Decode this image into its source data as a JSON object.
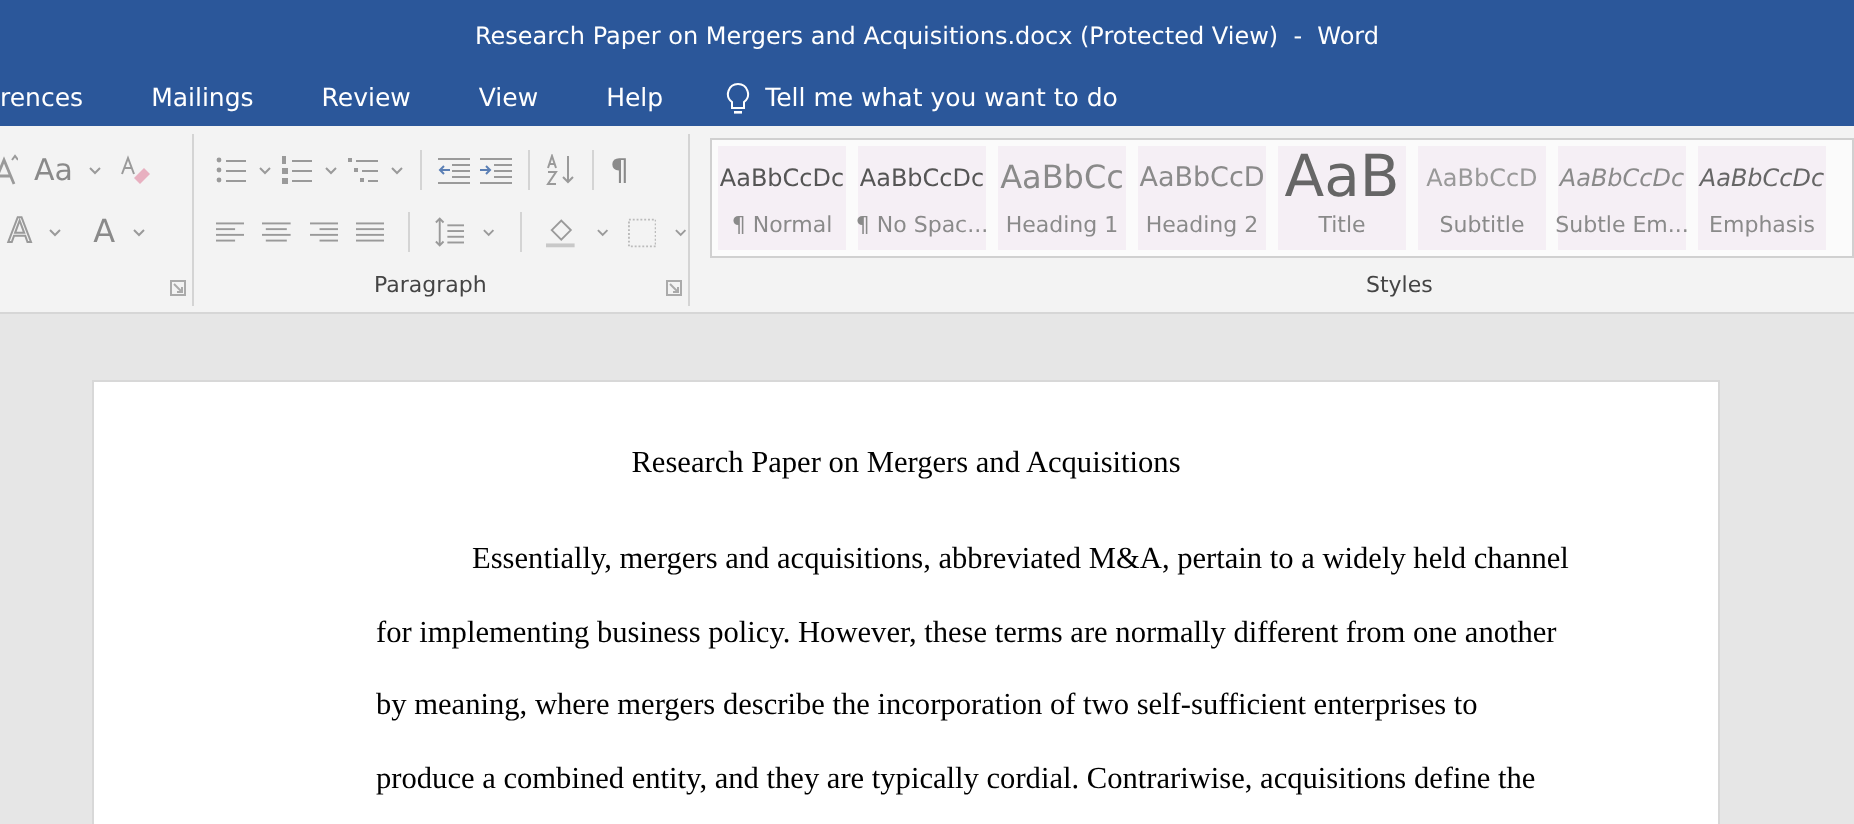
{
  "window": {
    "title": "Research Paper on Mergers and Acquisitions.docx (Protected View)  -  Word"
  },
  "tabs": [
    {
      "label": "rences",
      "selected": false
    },
    {
      "label": "Mailings",
      "selected": false
    },
    {
      "label": "Review",
      "selected": false
    },
    {
      "label": "View",
      "selected": false
    },
    {
      "label": "Help",
      "selected": false
    }
  ],
  "tell_me": "Tell me what you want to do",
  "font_group": {
    "change_case": "Aa",
    "text_effects": "A",
    "font_color": "A"
  },
  "paragraph_group": {
    "label": "Paragraph",
    "show_marks": "¶"
  },
  "styles_group": {
    "label": "Styles",
    "styles": [
      {
        "kind": "normal",
        "preview": "AaBbCcDc",
        "name": "¶ Normal"
      },
      {
        "kind": "nospacing",
        "preview": "AaBbCcDc",
        "name": "¶ No Spac..."
      },
      {
        "kind": "heading1",
        "preview": "AaBbCc",
        "name": "Heading 1"
      },
      {
        "kind": "heading2",
        "preview": "AaBbCcD",
        "name": "Heading 2"
      },
      {
        "kind": "title",
        "preview": "AaB",
        "name": "Title"
      },
      {
        "kind": "subtitle",
        "preview": "AaBbCcD",
        "name": "Subtitle"
      },
      {
        "kind": "subtle",
        "preview": "AaBbCcDc",
        "name": "Subtle Em..."
      },
      {
        "kind": "emphasis",
        "preview": "AaBbCcDc",
        "name": "Emphasis"
      }
    ]
  },
  "document": {
    "heading": "Research Paper on Mergers and Acquisitions",
    "body_lines": [
      "Essentially, mergers and acquisitions, abbreviated M&A, pertain to a widely held channel",
      "for implementing business policy. However, these terms are normally different from one another",
      "by meaning, where mergers describe the incorporation of two self-sufficient enterprises to",
      "produce a combined entity, and they are typically cordial. Contrariwise, acquisitions define the"
    ]
  }
}
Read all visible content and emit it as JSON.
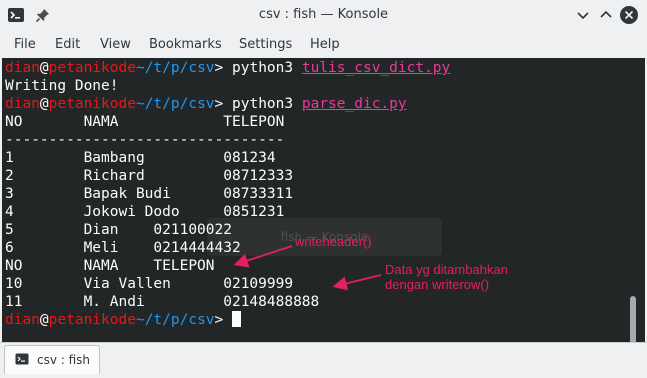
{
  "window": {
    "title": "csv : fish — Konsole"
  },
  "menubar": {
    "items": [
      "File",
      "Edit",
      "View",
      "Bookmarks",
      "Settings",
      "Help"
    ]
  },
  "terminal": {
    "prompt": {
      "user": "dian",
      "at": "@",
      "host": "petanikode",
      "path": "~/t/p/csv",
      "symbol": "> "
    },
    "cmd1": {
      "program": "python3",
      "file": "tulis_csv_dict.py"
    },
    "output1": "Writing Done!",
    "cmd2": {
      "program": "python3",
      "file": "parse_dic.py"
    },
    "header": "NO       NAMA            TELEPON",
    "separator": "--------------------------------",
    "rows": [
      "1        Bambang         081234",
      "2        Richard         08712333",
      "3        Bapak Budi      08733311",
      "4        Jokowi Dodo     0851231",
      "5        Dian    021100022",
      "6        Meli    0214444432",
      "NO       NAMA    TELEPON",
      "10       Via Vallen      02109999",
      "11       M. Andi         02148488888"
    ],
    "ghost_text": "Konsole",
    "ghost_prefix": "fish"
  },
  "annotations": {
    "writeheader": "writeheader()",
    "writerow_line1": "Data yg ditambahkan",
    "writerow_line2": "dengan writerow()",
    "color": "#e61e62"
  },
  "tabbar": {
    "tab_label": "csv : fish"
  }
}
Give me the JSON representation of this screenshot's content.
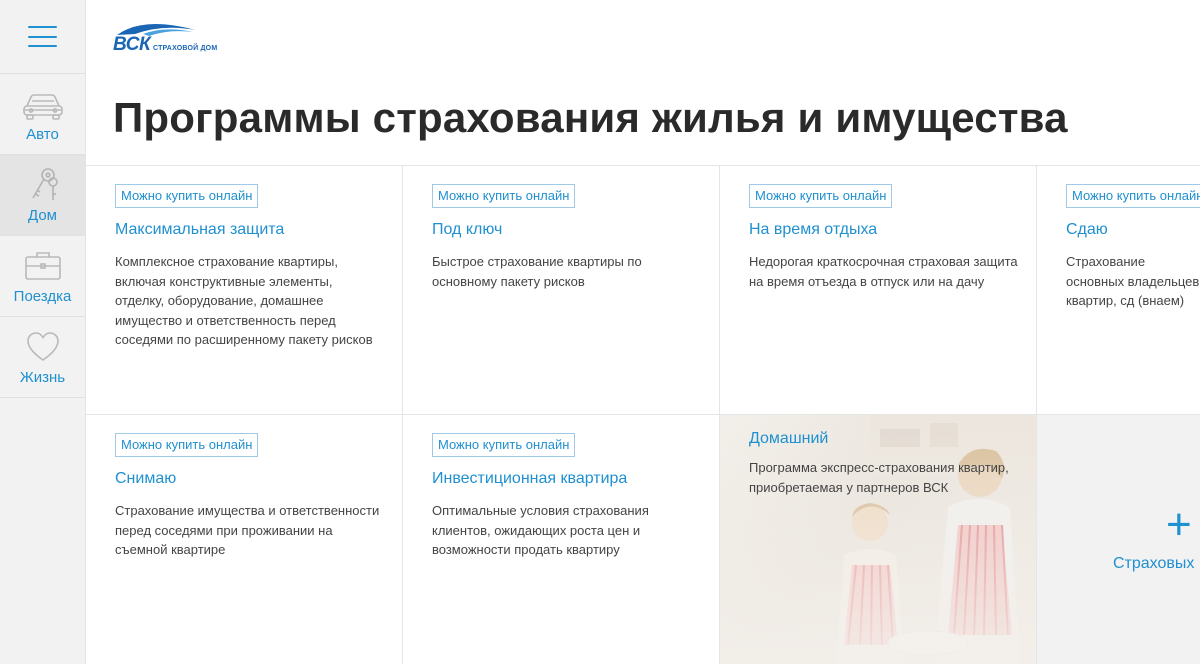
{
  "brand": {
    "logo_text": "ВСК",
    "logo_subtitle": "СТРАХОВОЙ ДОМ",
    "accent_color": "#1f90d0"
  },
  "sidebar": {
    "menu_icon": "hamburger-icon",
    "items": [
      {
        "label": "Авто",
        "icon": "car-icon",
        "active": false
      },
      {
        "label": "Дом",
        "icon": "keys-icon",
        "active": true
      },
      {
        "label": "Поездка",
        "icon": "suitcase-icon",
        "active": false
      },
      {
        "label": "Жизнь",
        "icon": "heart-icon",
        "active": false
      }
    ]
  },
  "page": {
    "title": "Программы страхования жилья и имущества"
  },
  "cards": [
    {
      "badge": "Можно купить онлайн",
      "title": "Максимальная защита",
      "description": "Комплексное страхование квартиры, включая конструктивные элементы, отделку, оборудование, домашнее имущество и ответственность перед соседями по расширенному пакету рисков"
    },
    {
      "badge": "Можно купить онлайн",
      "title": "Под ключ",
      "description": "Быстрое страхование квартиры по основному пакету рисков"
    },
    {
      "badge": "Можно купить онлайн",
      "title": "На время отдыха",
      "description": "Недорогая краткосрочная страховая защита на время отъезда в отпуск или на дачу"
    },
    {
      "badge": "Можно купить онлайн",
      "title": "Сдаю",
      "description": "Страхование основных владельцев квартир, сд (внаем)"
    },
    {
      "badge": "Можно купить онлайн",
      "title": "Снимаю",
      "description": "Страхование имущества и ответственности перед соседями при проживании на съемной квартире"
    },
    {
      "badge": "Можно купить онлайн",
      "title": "Инвестиционная квартира",
      "description": "Оптимальные условия страхования клиентов, ожидающих роста цен и возможности продать квартиру"
    },
    {
      "title": "Домашний",
      "description": "Программа экспресс-страхования квартир, приобретаемая у партнеров ВСК"
    }
  ],
  "more_card": {
    "plus": "+",
    "label": "Страховых"
  }
}
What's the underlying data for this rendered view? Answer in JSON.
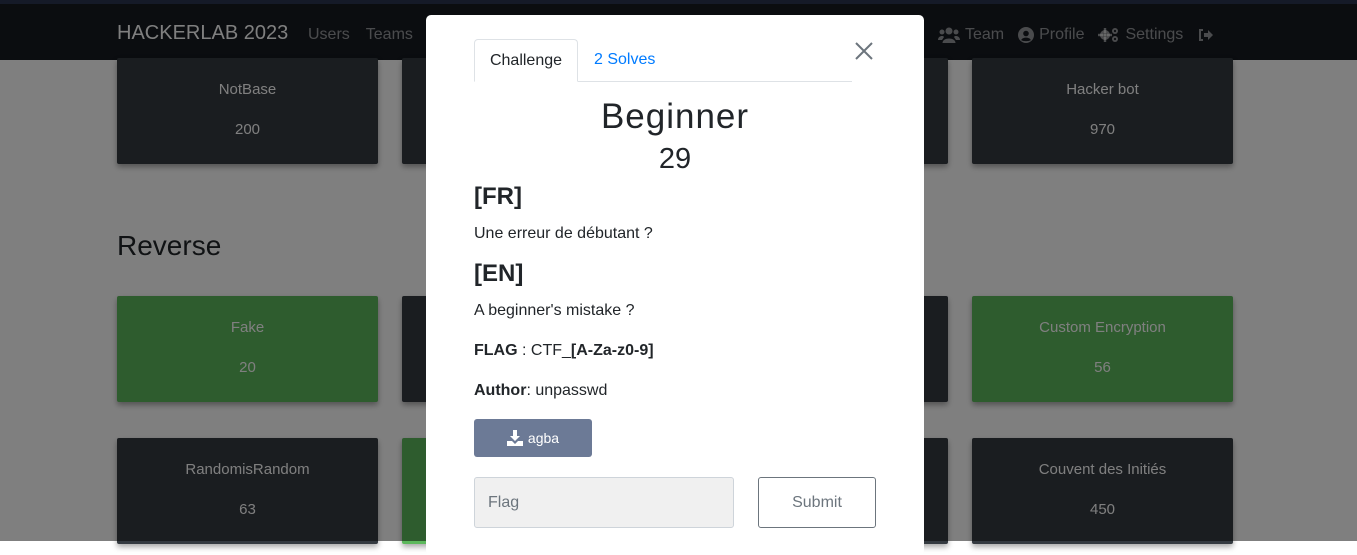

▸ WHAT TO PRODUCE
Each record above is to be restated exactly, with its pictures removed from the copy.

▸ FINAL RESULT
Decode this image into its source data as a JSON object.
{
  "window": {
    "title": "Research Paper on Mergers and Acquisitions.docx (Protected View)  -  Word"
  },
  "tabs": [
    {
      "label": "rences",
      "selected": false
    },
    {
      "label": "Mailings",
      "selected": false
    },
    {
      "label": "Review",
      "selected": false
    },
    {
      "label": "View",
      "selected": false
    },
    {
      "label": "Help",
      "selected": false
    }
  ],
  "tell_me": "Tell me what you want to do",
  "font_group": {
    "change_case": "Aa",
    "text_effects": "A",
    "font_color": "A"
  },
  "paragraph_group": {
    "label": "Paragraph",
    "show_marks": "¶"
  },
  "styles_group": {
    "label": "Styles",
    "styles": [
      {
        "kind": "normal",
        "preview": "AaBbCcDc",
        "name": "¶ Normal"
      },
      {
        "kind": "nospacing",
        "preview": "AaBbCcDc",
        "name": "¶ No Spac..."
      },
      {
        "kind": "heading1",
        "preview": "AaBbCc",
        "name": "Heading 1"
      },
      {
        "kind": "heading2",
        "preview": "AaBbCcD",
        "name": "Heading 2"
      },
      {
        "kind": "title",
        "preview": "AaB",
        "name": "Title"
      },
      {
        "kind": "subtitle",
        "preview": "AaBbCcD",
        "name": "Subtitle"
      },
      {
        "kind": "subtle",
        "preview": "AaBbCcDc",
        "name": "Subtle Em..."
      },
      {
        "kind": "emphasis",
        "preview": "AaBbCcDc",
        "name": "Emphasis"
      }
    ]
  },
  "document": {
    "heading": "Research Paper on Mergers and Acquisitions",
    "body_lines": [
      "Essentially, mergers and acquisitions, abbreviated M&A, pertain to a widely held channel",
      "for implementing business policy. However, these terms are normally different from one another",
      "by meaning, where mergers describe the incorporation of two self-sufficient enterprises to",
      "produce a combined entity, and they are typically cordial. Contrariwise, acquisitions define the"
    ]
  }
}
Read all visible content and emit it as JSON.
{
  "window": {
    "title": "csv : fish — Konsole"
  },
  "menubar": {
    "items": [
      "File",
      "Edit",
      "View",
      "Bookmarks",
      "Settings",
      "Help"
    ]
  },
  "terminal": {
    "prompt": {
      "user": "dian",
      "at": "@",
      "host": "petanikode",
      "path": "~/t/p/csv",
      "symbol": "> "
    },
    "cmd1": {
      "program": "python3",
      "file": "tulis_csv_dict.py"
    },
    "output1": "Writing Done!",
    "cmd2": {
      "program": "python3",
      "file": "parse_dic.py"
    },
    "header": "NO       NAMA            TELEPON",
    "separator": "--------------------------------",
    "rows": [
      "1        Bambang         081234",
      "2        Richard         08712333",
      "3        Bapak Budi      08733311",
      "4        Jokowi Dodo     0851231",
      "5        Dian    021100022",
      "6        Meli    0214444432",
      "NO       NAMA    TELEPON",
      "10       Via Vallen      02109999",
      "11       M. Andi         02148488888"
    ],
    "ghost_text": "Konsole",
    "ghost_prefix": "fish"
  },
  "annotations": {
    "writeheader": "writeheader()",
    "writerow_line1": "Data yg ditambahkan",
    "writerow_line2": "dengan writerow()",
    "color": "#e61e62"
  },
  "tabbar": {
    "tab_label": "csv : fish"
  }
}
Give me the JSON representation of this screenshot's content.
{
  "brand": {
    "logo_text": "ВСК",
    "logo_subtitle": "СТРАХОВОЙ ДОМ",
    "accent_color": "#1f90d0"
  },
  "sidebar": {
    "menu_icon": "hamburger-icon",
    "items": [
      {
        "label": "Авто",
        "icon": "car-icon",
        "active": false
      },
      {
        "label": "Дом",
        "icon": "keys-icon",
        "active": true
      },
      {
        "label": "Поездка",
        "icon": "suitcase-icon",
        "active": false
      },
      {
        "label": "Жизнь",
        "icon": "heart-icon",
        "active": false
      }
    ]
  },
  "page": {
    "title": "Программы страхования жилья и имущества"
  },
  "cards": [
    {
      "badge": "Можно купить онлайн",
      "title": "Максимальная защита",
      "description": "Комплексное страхование квартиры, включая конструктивные элементы, отделку, оборудование, домашнее имущество и ответственность перед соседями по расширенному пакету рисков"
    },
    {
      "badge": "Можно купить онлайн",
      "title": "Под ключ",
      "description": "Быстрое страхование квартиры по основному пакету рисков"
    },
    {
      "badge": "Можно купить онлайн",
      "title": "На время отдыха",
      "description": "Недорогая краткосрочная страховая защита на время отъезда в отпуск или на дачу"
    },
    {
      "badge": "Можно купить онлайн",
      "title": "Сдаю",
      "description": "Страхование основных владельцев квартир, сд (внаем)"
    },
    {
      "badge": "Можно купить онлайн",
      "title": "Снимаю",
      "description": "Страхование имущества и ответственности перед соседями при проживании на съемной квартире"
    },
    {
      "badge": "Можно купить онлайн",
      "title": "Инвестиционная квартира",
      "description": "Оптимальные условия страхования клиентов, ожидающих роста цен и возможности продать квартиру"
    },
    {
      "title": "Домашний",
      "description": "Программа экспресс-страхования квартир, приобретаемая у партнеров ВСК"
    }
  ],
  "more_card": {
    "plus": "+",
    "label": "Страховых"
  }
}
What's the underlying data for this rendered view? Answer in JSON.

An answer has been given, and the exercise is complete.